* START *
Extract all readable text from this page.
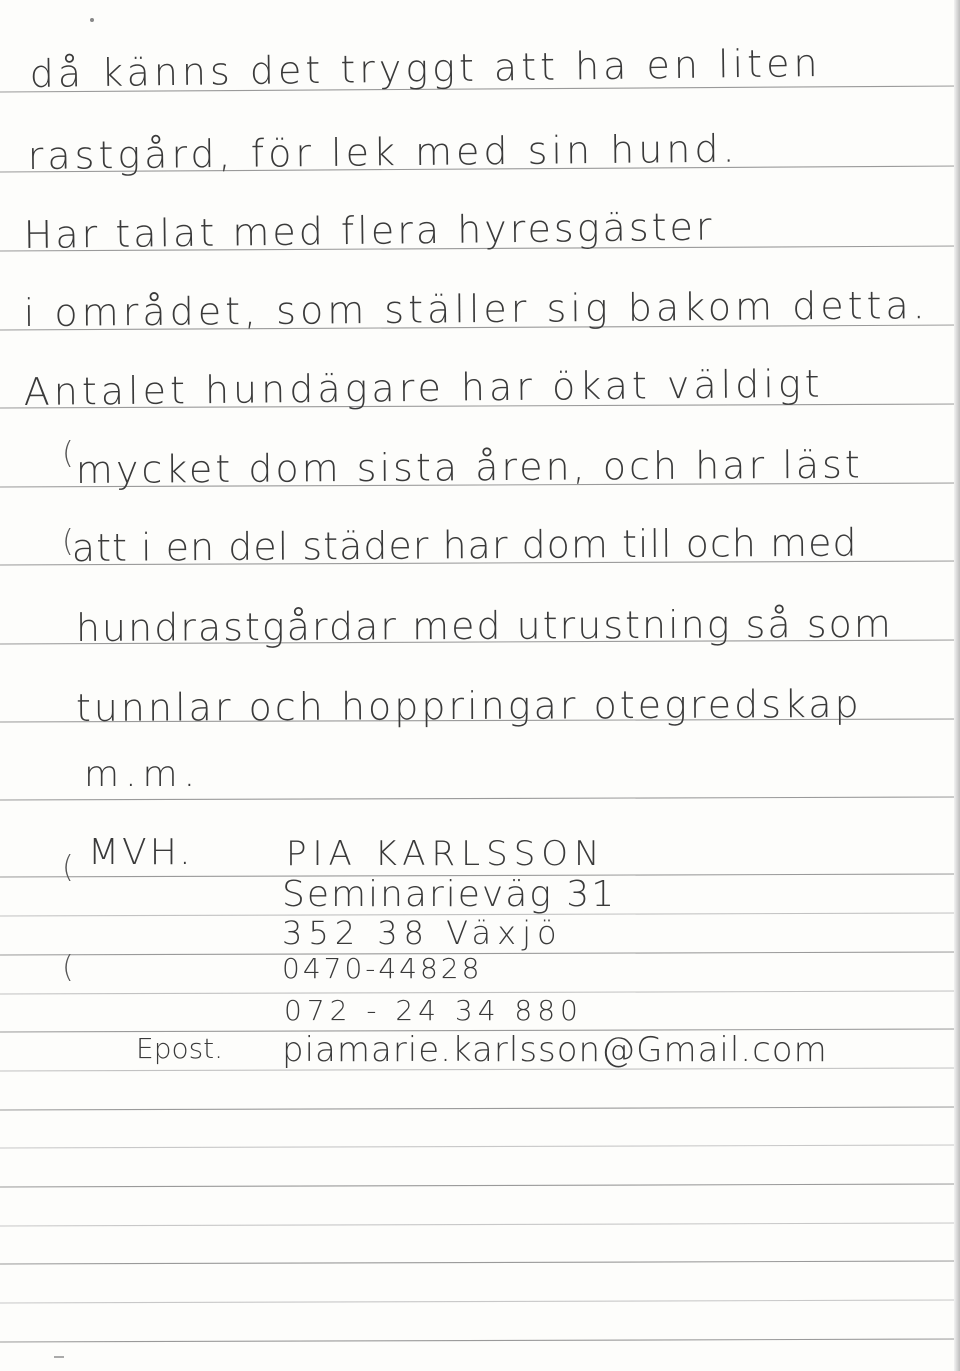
då känns det tryggt att ha en liten
rastgård, för lek med sin hund.
Har talat med flera hyresgäster
i området, som ställer sig bakom detta.
Antalet hundägare har ökat väldigt
mycket dom sista åren, och har läst
att i en del städer har dom till och med
hundrastgårdar med utrustning så som
tunnlar och hoppringar otegredskap
m.m.
(
(
(
(
MVH.	PIA KARLSSON
Seminarieväg 31
352 38 Växjö
0470-44828
072 - 24 34 880
Epost. piamarie.karlsson@Gmail.com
* END *
• **Task objective**
Quote the data above in full, leaving out the pictures it holds.

• **Correct answer**
Extract all readable text from this page.
då känns det tryggt att ha en liten
rastgård, för lek med sin hund.
Har talat med flera hyresgäster
i området, som ställer sig bakom detta.
Antalet hundägare har ökat väldigt
mycket dom sista åren, och har läst
att i en del städer har dom till och med
hundrastgårdar med utrustning så som
tunnlar och hoppringar otegredskap
m.m.
(
(
(
(
MVH.	PIA KARLSSON
Seminarieväg 31
352 38 Växjö
0470-44828
072 - 24 34 880
Epost. piamarie.karlsson@Gmail.com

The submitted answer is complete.